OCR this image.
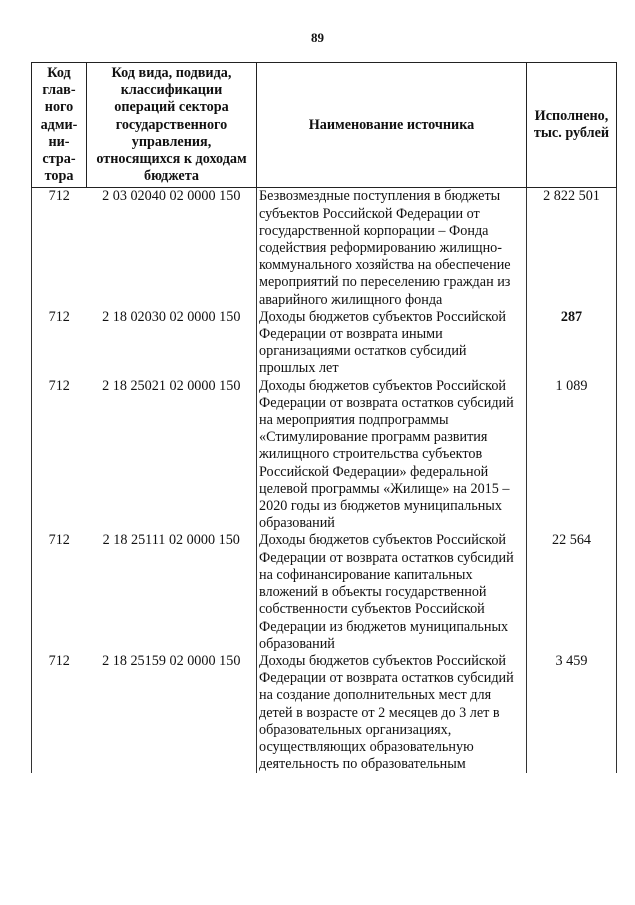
89
Код глав-ного адми-ни-стра-тора	Код вида, подвида, классификации операций сектора государственного управления, относящихся к доходам бюджета	Наименование источника	Исполнено, тыс. рублей
712	2 03 02040 02 0000 150	Безвозмездные поступления в бюджеты субъектов Российской Федерации от государственной корпорации – Фонда содействия реформированию жилищно-коммунального хозяйства на обеспечение мероприятий по переселению граждан из аварийного жилищного фонда	2 822 501
712	2 18 02030 02 0000 150	Доходы бюджетов субъектов Российской Федерации от возврата иными организациями остатков субсидий прошлых лет	287
712	2 18 25021 02 0000 150	Доходы бюджетов субъектов Российской Федерации от возврата остатков субсидий на мероприятия подпрограммы «Стимулирование программ развития жилищного строительства субъектов Российской Федерации» федеральной целевой программы «Жилище» на 2015 – 2020 годы из бюджетов муниципальных образований	1 089
712	2 18 25111 02 0000 150	Доходы бюджетов субъектов Российской Федерации от возврата остатков субсидий на софинансирование капитальных вложений в объекты государственной собственности субъектов Российской Федерации из бюджетов муниципальных образований	22 564
712	2 18 25159 02 0000 150	Доходы бюджетов субъектов Российской Федерации от возврата остатков субсидий на создание дополнительных мест для детей в возрасте от 2 месяцев до 3 лет в образовательных организациях, осуществляющих образовательную деятельность по образовательным	3 459
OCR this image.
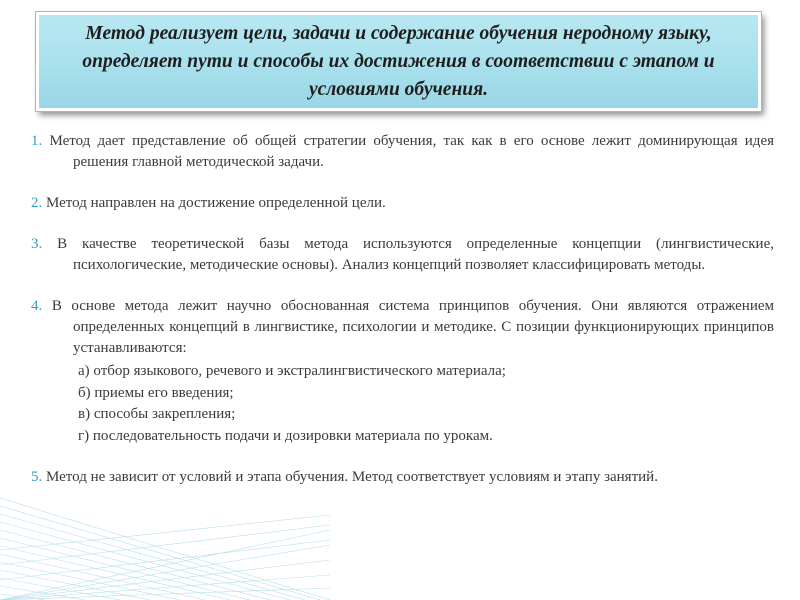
Метод реализует цели, задачи и содержание обучения неродному языку, определяет пути и способы их достижения в соответствии с этапом и условиями обучения.

1. Метод дает представление об общей стратегии обучения, так как в его основе лежит доминирующая идея решения главной методической задачи.

2. Метод направлен на достижение определенной цели.

3. В качестве теоретической базы метода используются определенные концепции (лингвистические, психологические, методические основы). Анализ концепций позволяет классифицировать методы.

4. В основе метода лежит научно обоснованная система принципов обучения. Они являются отражением определенных концепций в лингвистике, психологии и методике. С позиции функционирующих принципов устанавливаются:

а) отбор языкового, речевого и экстралингвистического материала;
б) приемы его введения;
в) способы закрепления;
г) последовательность подачи и дозировки материала по урокам.

5. Метод не зависит от условий и этапа обучения. Метод соответствует условиям и этапу занятий.
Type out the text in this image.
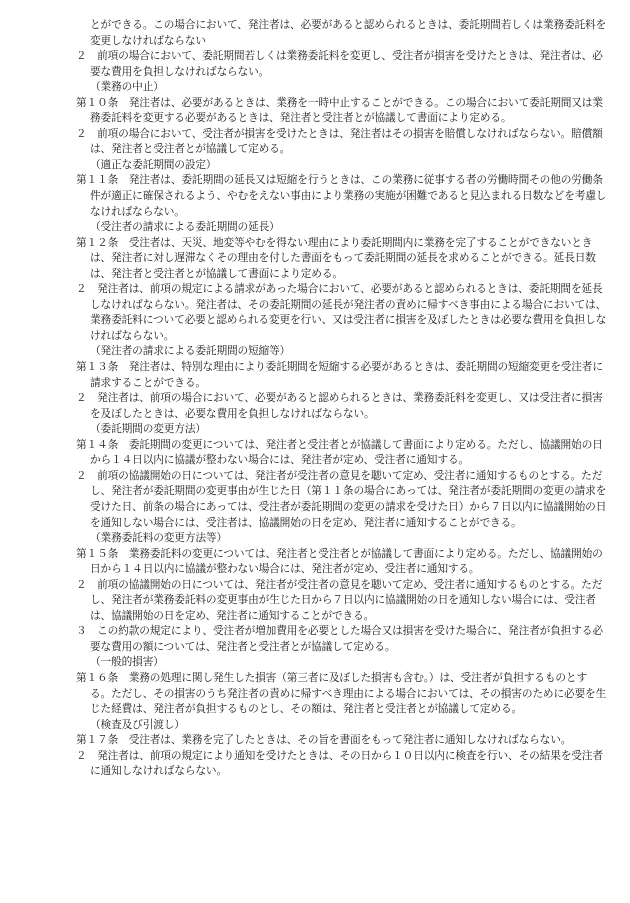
とができる。この場合において、発注者は、必要があると認められるときは、委託期間若しくは業務委託料を変更しなければならない

２　前項の場合において、委託期間若しくは業務委託料を変更し、受注者が損害を受けたときは、発注者は、必要な費用を負担しなければならない。

（業務の中止）

第１０条　発注者は、必要があるときは、業務を一時中止することができる。この場合において委託期間又は業務委託料を変更する必要があるときは、発注者と受注者とが協議して書面により定める。

２　前項の場合において、受注者が損害を受けたときは、発注者はその損害を賠償しなければならない。賠償額は、発注者と受注者とが協議して定める。

（適正な委託期間の設定）

第１１条　発注者は、委託期間の延長又は短縮を行うときは、この業務に従事する者の労働時間その他の労働条件が適正に確保されるよう、やむをえない事由により業務の実施が困難であると見込まれる日数などを考慮しなければならない。

（受注者の請求による委託期間の延長）

第１２条　受注者は、天災、地変等やむを得ない理由により委託期間内に業務を完了することができないときは、発注者に対し遅滞なくその理由を付した書面をもって委託期間の延長を求めることができる。延長日数は、発注者と受注者とが協議して書面により定める。

２　発注者は、前項の規定による請求があった場合において、必要があると認められるときは、委託期間を延長しなければならない。発注者は、その委託期間の延長が発注者の責めに帰すべき事由による場合においては、業務委託料について必要と認められる変更を行い、又は受注者に損害を及ぼしたときは必要な費用を負担しなければならない。

（発注者の請求による委託期間の短縮等）

第１３条　発注者は、特別な理由により委託期間を短縮する必要があるときは、委託期間の短縮変更を受注者に請求することができる。

２　発注者は、前項の場合において、必要があると認められるときは、業務委託料を変更し、又は受注者に損害を及ぼしたときは、必要な費用を負担しなければならない。

（委託期間の変更方法）

第１４条　委託期間の変更については、発注者と受注者とが協議して書面により定める。ただし、協議開始の日から１４日以内に協議が整わない場合には、発注者が定め、受注者に通知する。

２　前項の協議開始の日については、発注者が受注者の意見を聴いて定め、受注者に通知するものとする。ただし、発注者が委託期間の変更事由が生じた日（第１１条の場合にあっては、発注者が委託期間の変更の請求を受けた日、前条の場合にあっては、受注者が委託期間の変更の請求を受けた日）から７日以内に協議開始の日を通知しない場合には、受注者は、協議開始の日を定め、発注者に通知することができる。

（業務委託料の変更方法等）

第１５条　業務委託料の変更については、発注者と受注者とが協議して書面により定める。ただし、協議開始の日から１４日以内に協議が整わない場合には、発注者が定め、受注者に通知する。

２　前項の協議開始の日については、発注者が受注者の意見を聴いて定め、受注者に通知するものとする。ただし、発注者が業務委託料の変更事由が生じた日から７日以内に協議開始の日を通知しない場合には、受注者は、協議開始の日を定め、発注者に通知することができる。

３　この約款の規定により、受注者が増加費用を必要とした場合又は損害を受けた場合に、発注者が負担する必要な費用の額については、発注者と受注者とが協議して定める。

（一般的損害）

第１６条　業務の処理に関し発生した損害（第三者に及ぼした損害も含む。）は、受注者が負担するものとする。ただし、その損害のうち発注者の責めに帰すべき理由による場合においては、その損害のために必要を生じた経費は、発注者が負担するものとし、その額は、発注者と受注者とが協議して定める。

（検査及び引渡し）

第１７条　受注者は、業務を完了したときは、その旨を書面をもって発注者に通知しなければならない。

２　発注者は、前項の規定により通知を受けたときは、その日から１０日以内に検査を行い、その結果を受注者に通知しなければならない。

________________________

→ Work to be completed
Give only the number of lines in the data that hold the string "前項の協議開始の日については".

→ Written reply
2